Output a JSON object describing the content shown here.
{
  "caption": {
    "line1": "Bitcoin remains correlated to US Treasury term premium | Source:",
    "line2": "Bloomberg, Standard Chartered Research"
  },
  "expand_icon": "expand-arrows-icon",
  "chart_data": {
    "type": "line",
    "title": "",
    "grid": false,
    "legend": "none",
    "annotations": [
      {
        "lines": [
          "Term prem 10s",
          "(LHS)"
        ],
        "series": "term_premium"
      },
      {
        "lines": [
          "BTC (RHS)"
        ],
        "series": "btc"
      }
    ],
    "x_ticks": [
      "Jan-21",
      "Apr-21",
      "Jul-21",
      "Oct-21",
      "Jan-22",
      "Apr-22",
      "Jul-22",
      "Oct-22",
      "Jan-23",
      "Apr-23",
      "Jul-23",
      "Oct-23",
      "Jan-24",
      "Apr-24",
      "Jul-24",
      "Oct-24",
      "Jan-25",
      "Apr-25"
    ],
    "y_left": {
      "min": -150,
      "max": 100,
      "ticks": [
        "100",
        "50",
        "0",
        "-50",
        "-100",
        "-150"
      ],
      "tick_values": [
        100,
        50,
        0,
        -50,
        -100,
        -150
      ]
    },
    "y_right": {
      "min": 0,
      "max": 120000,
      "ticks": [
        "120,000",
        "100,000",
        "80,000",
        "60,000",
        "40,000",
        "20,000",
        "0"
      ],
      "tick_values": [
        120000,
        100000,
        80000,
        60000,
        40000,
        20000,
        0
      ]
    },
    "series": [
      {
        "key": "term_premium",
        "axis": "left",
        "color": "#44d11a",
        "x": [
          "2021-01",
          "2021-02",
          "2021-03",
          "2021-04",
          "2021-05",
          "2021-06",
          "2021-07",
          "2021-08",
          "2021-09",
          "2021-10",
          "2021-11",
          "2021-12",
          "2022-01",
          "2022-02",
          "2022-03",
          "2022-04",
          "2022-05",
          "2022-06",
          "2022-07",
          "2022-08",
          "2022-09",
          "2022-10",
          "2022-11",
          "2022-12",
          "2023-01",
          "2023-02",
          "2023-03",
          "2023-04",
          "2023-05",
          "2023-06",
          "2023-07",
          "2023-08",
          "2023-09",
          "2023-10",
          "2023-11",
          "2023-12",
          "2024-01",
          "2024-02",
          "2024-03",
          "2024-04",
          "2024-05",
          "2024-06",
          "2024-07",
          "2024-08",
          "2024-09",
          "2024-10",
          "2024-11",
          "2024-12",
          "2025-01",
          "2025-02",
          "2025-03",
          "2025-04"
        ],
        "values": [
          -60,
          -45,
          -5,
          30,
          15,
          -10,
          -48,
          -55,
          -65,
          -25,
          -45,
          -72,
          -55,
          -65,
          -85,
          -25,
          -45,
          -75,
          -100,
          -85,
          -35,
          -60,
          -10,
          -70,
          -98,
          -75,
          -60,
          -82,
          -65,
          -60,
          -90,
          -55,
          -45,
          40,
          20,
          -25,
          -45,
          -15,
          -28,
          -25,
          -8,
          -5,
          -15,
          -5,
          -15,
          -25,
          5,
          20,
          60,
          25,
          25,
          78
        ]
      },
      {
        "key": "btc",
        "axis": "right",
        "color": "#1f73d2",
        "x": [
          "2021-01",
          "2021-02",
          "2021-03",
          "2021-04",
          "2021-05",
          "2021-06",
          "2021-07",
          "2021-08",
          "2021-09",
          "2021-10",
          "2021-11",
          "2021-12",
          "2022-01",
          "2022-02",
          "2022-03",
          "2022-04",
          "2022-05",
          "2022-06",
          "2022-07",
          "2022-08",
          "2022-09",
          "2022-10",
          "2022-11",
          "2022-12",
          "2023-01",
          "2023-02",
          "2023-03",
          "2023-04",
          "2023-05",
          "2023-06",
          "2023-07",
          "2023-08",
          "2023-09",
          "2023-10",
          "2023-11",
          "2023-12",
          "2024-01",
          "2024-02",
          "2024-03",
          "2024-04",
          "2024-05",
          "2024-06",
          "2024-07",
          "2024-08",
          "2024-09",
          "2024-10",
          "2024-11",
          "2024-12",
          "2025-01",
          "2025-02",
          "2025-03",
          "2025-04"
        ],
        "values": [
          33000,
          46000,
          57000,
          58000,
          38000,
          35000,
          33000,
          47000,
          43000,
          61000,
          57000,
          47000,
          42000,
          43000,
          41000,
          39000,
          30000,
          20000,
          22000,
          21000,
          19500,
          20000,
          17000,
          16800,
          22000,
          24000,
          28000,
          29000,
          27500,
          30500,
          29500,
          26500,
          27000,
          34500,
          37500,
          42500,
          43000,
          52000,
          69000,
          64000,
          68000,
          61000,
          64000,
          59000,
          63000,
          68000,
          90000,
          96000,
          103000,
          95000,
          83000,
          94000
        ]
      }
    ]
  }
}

:::::

EXERCISE> Repeat every record, keeping each word and mark exactly as it is.

SOLUTION FOR THIS TASK>
Output a JSON object describing the content shown here.
{
  "caption": {
    "line1": "Bitcoin remains correlated to US Treasury term premium | Source:",
    "line2": "Bloomberg, Standard Chartered Research"
  },
  "expand_icon": "expand-arrows-icon",
  "chart_data": {
    "type": "line",
    "title": "",
    "grid": false,
    "legend": "none",
    "annotations": [
      {
        "lines": [
          "Term prem 10s",
          "(LHS)"
        ],
        "series": "term_premium"
      },
      {
        "lines": [
          "BTC (RHS)"
        ],
        "series": "btc"
      }
    ],
    "x_ticks": [
      "Jan-21",
      "Apr-21",
      "Jul-21",
      "Oct-21",
      "Jan-22",
      "Apr-22",
      "Jul-22",
      "Oct-22",
      "Jan-23",
      "Apr-23",
      "Jul-23",
      "Oct-23",
      "Jan-24",
      "Apr-24",
      "Jul-24",
      "Oct-24",
      "Jan-25",
      "Apr-25"
    ],
    "y_left": {
      "min": -150,
      "max": 100,
      "ticks": [
        "100",
        "50",
        "0",
        "-50",
        "-100",
        "-150"
      ],
      "tick_values": [
        100,
        50,
        0,
        -50,
        -100,
        -150
      ]
    },
    "y_right": {
      "min": 0,
      "max": 120000,
      "ticks": [
        "120,000",
        "100,000",
        "80,000",
        "60,000",
        "40,000",
        "20,000",
        "0"
      ],
      "tick_values": [
        120000,
        100000,
        80000,
        60000,
        40000,
        20000,
        0
      ]
    },
    "series": [
      {
        "key": "term_premium",
        "axis": "left",
        "color": "#44d11a",
        "x": [
          "2021-01",
          "2021-02",
          "2021-03",
          "2021-04",
          "2021-05",
          "2021-06",
          "2021-07",
          "2021-08",
          "2021-09",
          "2021-10",
          "2021-11",
          "2021-12",
          "2022-01",
          "2022-02",
          "2022-03",
          "2022-04",
          "2022-05",
          "2022-06",
          "2022-07",
          "2022-08",
          "2022-09",
          "2022-10",
          "2022-11",
          "2022-12",
          "2023-01",
          "2023-02",
          "2023-03",
          "2023-04",
          "2023-05",
          "2023-06",
          "2023-07",
          "2023-08",
          "2023-09",
          "2023-10",
          "2023-11",
          "2023-12",
          "2024-01",
          "2024-02",
          "2024-03",
          "2024-04",
          "2024-05",
          "2024-06",
          "2024-07",
          "2024-08",
          "2024-09",
          "2024-10",
          "2024-11",
          "2024-12",
          "2025-01",
          "2025-02",
          "2025-03",
          "2025-04"
        ],
        "values": [
          -60,
          -45,
          -5,
          30,
          15,
          -10,
          -48,
          -55,
          -65,
          -25,
          -45,
          -72,
          -55,
          -65,
          -85,
          -25,
          -45,
          -75,
          -100,
          -85,
          -35,
          -60,
          -10,
          -70,
          -98,
          -75,
          -60,
          -82,
          -65,
          -60,
          -90,
          -55,
          -45,
          40,
          20,
          -25,
          -45,
          -15,
          -28,
          -25,
          -8,
          -5,
          -15,
          -5,
          -15,
          -25,
          5,
          20,
          60,
          25,
          25,
          78
        ]
      },
      {
        "key": "btc",
        "axis": "right",
        "color": "#1f73d2",
        "x": [
          "2021-01",
          "2021-02",
          "2021-03",
          "2021-04",
          "2021-05",
          "2021-06",
          "2021-07",
          "2021-08",
          "2021-09",
          "2021-10",
          "2021-11",
          "2021-12",
          "2022-01",
          "2022-02",
          "2022-03",
          "2022-04",
          "2022-05",
          "2022-06",
          "2022-07",
          "2022-08",
          "2022-09",
          "2022-10",
          "2022-11",
          "2022-12",
          "2023-01",
          "2023-02",
          "2023-03",
          "2023-04",
          "2023-05",
          "2023-06",
          "2023-07",
          "2023-08",
          "2023-09",
          "2023-10",
          "2023-11",
          "2023-12",
          "2024-01",
          "2024-02",
          "2024-03",
          "2024-04",
          "2024-05",
          "2024-06",
          "2024-07",
          "2024-08",
          "2024-09",
          "2024-10",
          "2024-11",
          "2024-12",
          "2025-01",
          "2025-02",
          "2025-03",
          "2025-04"
        ],
        "values": [
          33000,
          46000,
          57000,
          58000,
          38000,
          35000,
          33000,
          47000,
          43000,
          61000,
          57000,
          47000,
          42000,
          43000,
          41000,
          39000,
          30000,
          20000,
          22000,
          21000,
          19500,
          20000,
          17000,
          16800,
          22000,
          24000,
          28000,
          29000,
          27500,
          30500,
          29500,
          26500,
          27000,
          34500,
          37500,
          42500,
          43000,
          52000,
          69000,
          64000,
          68000,
          61000,
          64000,
          59000,
          63000,
          68000,
          90000,
          96000,
          103000,
          95000,
          83000,
          94000
        ]
      }
    ]
  }
}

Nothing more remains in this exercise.